Dataset excerpts
━━━━━━━━━━━━━━━━
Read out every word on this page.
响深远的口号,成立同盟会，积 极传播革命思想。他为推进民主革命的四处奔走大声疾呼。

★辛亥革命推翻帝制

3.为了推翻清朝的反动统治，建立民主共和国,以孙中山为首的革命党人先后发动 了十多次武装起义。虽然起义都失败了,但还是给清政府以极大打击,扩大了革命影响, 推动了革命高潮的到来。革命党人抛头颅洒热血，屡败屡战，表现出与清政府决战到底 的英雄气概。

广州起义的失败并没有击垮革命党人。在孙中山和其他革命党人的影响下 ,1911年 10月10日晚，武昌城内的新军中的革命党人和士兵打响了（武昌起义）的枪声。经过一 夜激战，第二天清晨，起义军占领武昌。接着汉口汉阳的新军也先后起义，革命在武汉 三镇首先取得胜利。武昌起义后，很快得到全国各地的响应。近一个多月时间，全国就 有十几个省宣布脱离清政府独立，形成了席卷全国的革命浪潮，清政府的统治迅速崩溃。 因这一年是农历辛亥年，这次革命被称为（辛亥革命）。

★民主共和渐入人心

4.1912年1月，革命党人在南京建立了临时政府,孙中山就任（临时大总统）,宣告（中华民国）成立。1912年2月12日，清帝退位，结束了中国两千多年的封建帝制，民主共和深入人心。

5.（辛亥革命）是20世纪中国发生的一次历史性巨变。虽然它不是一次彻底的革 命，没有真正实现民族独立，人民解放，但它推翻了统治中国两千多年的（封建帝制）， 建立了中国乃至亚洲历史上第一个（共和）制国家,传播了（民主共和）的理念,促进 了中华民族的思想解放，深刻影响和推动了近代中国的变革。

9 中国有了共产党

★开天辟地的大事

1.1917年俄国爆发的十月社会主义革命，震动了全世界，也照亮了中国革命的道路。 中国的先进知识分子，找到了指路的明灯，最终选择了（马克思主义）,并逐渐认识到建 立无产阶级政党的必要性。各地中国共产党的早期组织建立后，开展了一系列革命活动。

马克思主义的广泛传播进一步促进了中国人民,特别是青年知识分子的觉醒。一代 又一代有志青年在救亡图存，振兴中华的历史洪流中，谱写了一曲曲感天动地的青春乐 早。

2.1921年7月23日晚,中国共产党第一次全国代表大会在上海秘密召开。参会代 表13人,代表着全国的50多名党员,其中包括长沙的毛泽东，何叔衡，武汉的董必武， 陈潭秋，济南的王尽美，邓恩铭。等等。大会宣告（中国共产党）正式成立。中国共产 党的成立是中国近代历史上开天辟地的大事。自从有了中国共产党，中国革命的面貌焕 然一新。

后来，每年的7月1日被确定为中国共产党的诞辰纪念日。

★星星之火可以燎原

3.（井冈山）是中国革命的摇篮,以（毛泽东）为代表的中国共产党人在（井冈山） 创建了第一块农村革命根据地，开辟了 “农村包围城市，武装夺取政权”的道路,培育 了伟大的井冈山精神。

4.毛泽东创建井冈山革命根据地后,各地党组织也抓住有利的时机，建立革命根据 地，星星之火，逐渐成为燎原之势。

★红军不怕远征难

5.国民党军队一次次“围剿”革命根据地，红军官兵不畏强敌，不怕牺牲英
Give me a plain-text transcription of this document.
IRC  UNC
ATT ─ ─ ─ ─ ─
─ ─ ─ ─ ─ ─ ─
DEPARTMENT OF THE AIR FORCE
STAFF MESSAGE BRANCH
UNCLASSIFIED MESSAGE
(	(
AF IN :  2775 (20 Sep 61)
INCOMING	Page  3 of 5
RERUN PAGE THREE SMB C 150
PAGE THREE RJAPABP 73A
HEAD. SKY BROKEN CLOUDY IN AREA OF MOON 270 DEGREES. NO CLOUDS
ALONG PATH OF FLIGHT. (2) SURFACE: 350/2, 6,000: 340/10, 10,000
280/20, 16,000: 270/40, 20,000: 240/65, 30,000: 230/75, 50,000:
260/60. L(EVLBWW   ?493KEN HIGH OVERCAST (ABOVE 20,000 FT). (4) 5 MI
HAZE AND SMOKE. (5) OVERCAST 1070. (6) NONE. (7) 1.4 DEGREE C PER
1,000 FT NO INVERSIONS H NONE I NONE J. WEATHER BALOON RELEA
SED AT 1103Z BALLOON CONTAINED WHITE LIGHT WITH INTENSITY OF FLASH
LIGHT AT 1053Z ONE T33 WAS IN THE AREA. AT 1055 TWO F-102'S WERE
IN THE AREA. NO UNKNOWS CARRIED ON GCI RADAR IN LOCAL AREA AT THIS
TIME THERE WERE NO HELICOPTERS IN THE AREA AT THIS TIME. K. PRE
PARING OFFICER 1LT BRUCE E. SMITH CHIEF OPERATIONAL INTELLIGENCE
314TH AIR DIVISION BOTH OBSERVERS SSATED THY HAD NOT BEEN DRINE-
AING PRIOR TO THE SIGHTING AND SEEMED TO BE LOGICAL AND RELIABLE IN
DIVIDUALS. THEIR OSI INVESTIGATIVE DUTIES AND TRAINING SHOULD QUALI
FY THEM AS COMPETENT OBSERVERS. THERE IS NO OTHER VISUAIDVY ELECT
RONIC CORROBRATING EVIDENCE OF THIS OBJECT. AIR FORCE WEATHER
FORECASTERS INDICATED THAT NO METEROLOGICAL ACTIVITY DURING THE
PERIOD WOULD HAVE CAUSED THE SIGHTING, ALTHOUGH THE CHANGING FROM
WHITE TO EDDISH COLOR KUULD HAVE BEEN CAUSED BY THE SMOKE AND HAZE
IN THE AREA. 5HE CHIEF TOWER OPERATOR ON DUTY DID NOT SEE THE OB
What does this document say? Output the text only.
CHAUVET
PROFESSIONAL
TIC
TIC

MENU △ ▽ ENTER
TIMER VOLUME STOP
━━━━━━━━━━━━━━━━
Exercise task
All of the entries above must be quoted exactly.

Result for this task
Read out every word on this page.
响深远的口号,成立同盟会，积 极传播革命思想。他为推进民主革命的四处奔走大声疾呼。

★辛亥革命推翻帝制

3.为了推翻清朝的反动统治，建立民主共和国,以孙中山为首的革命党人先后发动 了十多次武装起义。虽然起义都失败了,但还是给清政府以极大打击,扩大了革命影响, 推动了革命高潮的到来。革命党人抛头颅洒热血，屡败屡战，表现出与清政府决战到底 的英雄气概。

广州起义的失败并没有击垮革命党人。在孙中山和其他革命党人的影响下 ,1911年 10月10日晚，武昌城内的新军中的革命党人和士兵打响了（武昌起义）的枪声。经过一 夜激战，第二天清晨，起义军占领武昌。接着汉口汉阳的新军也先后起义，革命在武汉 三镇首先取得胜利。武昌起义后，很快得到全国各地的响应。近一个多月时间，全国就 有十几个省宣布脱离清政府独立，形成了席卷全国的革命浪潮，清政府的统治迅速崩溃。 因这一年是农历辛亥年，这次革命被称为（辛亥革命）。

★民主共和渐入人心

4.1912年1月，革命党人在南京建立了临时政府,孙中山就任（临时大总统）,宣告（中华民国）成立。1912年2月12日，清帝退位，结束了中国两千多年的封建帝制，民主共和深入人心。

5.（辛亥革命）是20世纪中国发生的一次历史性巨变。虽然它不是一次彻底的革 命，没有真正实现民族独立，人民解放，但它推翻了统治中国两千多年的（封建帝制）， 建立了中国乃至亚洲历史上第一个（共和）制国家,传播了（民主共和）的理念,促进 了中华民族的思想解放，深刻影响和推动了近代中国的变革。

9 中国有了共产党

★开天辟地的大事

1.1917年俄国爆发的十月社会主义革命，震动了全世界，也照亮了中国革命的道路。 中国的先进知识分子，找到了指路的明灯，最终选择了（马克思主义）,并逐渐认识到建 立无产阶级政党的必要性。各地中国共产党的早期组织建立后，开展了一系列革命活动。

马克思主义的广泛传播进一步促进了中国人民,特别是青年知识分子的觉醒。一代 又一代有志青年在救亡图存，振兴中华的历史洪流中，谱写了一曲曲感天动地的青春乐 早。

2.1921年7月23日晚,中国共产党第一次全国代表大会在上海秘密召开。参会代 表13人,代表着全国的50多名党员,其中包括长沙的毛泽东，何叔衡，武汉的董必武， 陈潭秋，济南的王尽美，邓恩铭。等等。大会宣告（中国共产党）正式成立。中国共产 党的成立是中国近代历史上开天辟地的大事。自从有了中国共产党，中国革命的面貌焕 然一新。

后来，每年的7月1日被确定为中国共产党的诞辰纪念日。

★星星之火可以燎原

3.（井冈山）是中国革命的摇篮,以（毛泽东）为代表的中国共产党人在（井冈山） 创建了第一块农村革命根据地，开辟了 “农村包围城市，武装夺取政权”的道路,培育 了伟大的井冈山精神。

4.毛泽东创建井冈山革命根据地后,各地党组织也抓住有利的时机，建立革命根据 地，星星之火，逐渐成为燎原之势。

★红军不怕远征难

5.国民党军队一次次“围剿”革命根据地，红军官兵不畏强敌，不怕牺牲英
Give me a plain-text transcription of this document.
IRC  UNC
ATT ─ ─ ─ ─ ─
─ ─ ─ ─ ─ ─ ─
DEPARTMENT OF THE AIR FORCE
STAFF MESSAGE BRANCH
UNCLASSIFIED MESSAGE
(	(
AF IN :  2775 (20 Sep 61)
INCOMING	Page  3 of 5
RERUN PAGE THREE SMB C 150
PAGE THREE RJAPABP 73A
HEAD. SKY BROKEN CLOUDY IN AREA OF MOON 270 DEGREES. NO CLOUDS
ALONG PATH OF FLIGHT. (2) SURFACE: 350/2, 6,000: 340/10, 10,000
280/20, 16,000: 270/40, 20,000: 240/65, 30,000: 230/75, 50,000:
260/60. L(EVLBWW   ?493KEN HIGH OVERCAST (ABOVE 20,000 FT). (4) 5 MI
HAZE AND SMOKE. (5) OVERCAST 1070. (6) NONE. (7) 1.4 DEGREE C PER
1,000 FT NO INVERSIONS H NONE I NONE J. WEATHER BALOON RELEA
SED AT 1103Z BALLOON CONTAINED WHITE LIGHT WITH INTENSITY OF FLASH
LIGHT AT 1053Z ONE T33 WAS IN THE AREA. AT 1055 TWO F-102'S WERE
IN THE AREA. NO UNKNOWS CARRIED ON GCI RADAR IN LOCAL AREA AT THIS
TIME THERE WERE NO HELICOPTERS IN THE AREA AT THIS TIME. K. PRE
PARING OFFICER 1LT BRUCE E. SMITH CHIEF OPERATIONAL INTELLIGENCE
314TH AIR DIVISION BOTH OBSERVERS SSATED THY HAD NOT BEEN DRINE-
AING PRIOR TO THE SIGHTING AND SEEMED TO BE LOGICAL AND RELIABLE IN
DIVIDUALS. THEIR OSI INVESTIGATIVE DUTIES AND TRAINING SHOULD QUALI
FY THEM AS COMPETENT OBSERVERS. THERE IS NO OTHER VISUAIDVY ELECT
RONIC CORROBRATING EVIDENCE OF THIS OBJECT. AIR FORCE WEATHER
FORECASTERS INDICATED THAT NO METEROLOGICAL ACTIVITY DURING THE
PERIOD WOULD HAVE CAUSED THE SIGHTING, ALTHOUGH THE CHANGING FROM
WHITE TO EDDISH COLOR KUULD HAVE BEEN CAUSED BY THE SMOKE AND HAZE
IN THE AREA. 5HE CHIEF TOWER OPERATOR ON DUTY DID NOT SEE THE OB
What does this document say? Output the text only.
CHAUVET
PROFESSIONAL
TIC
TIC

MENU △ ▽ ENTER
TIMER VOLUME STOP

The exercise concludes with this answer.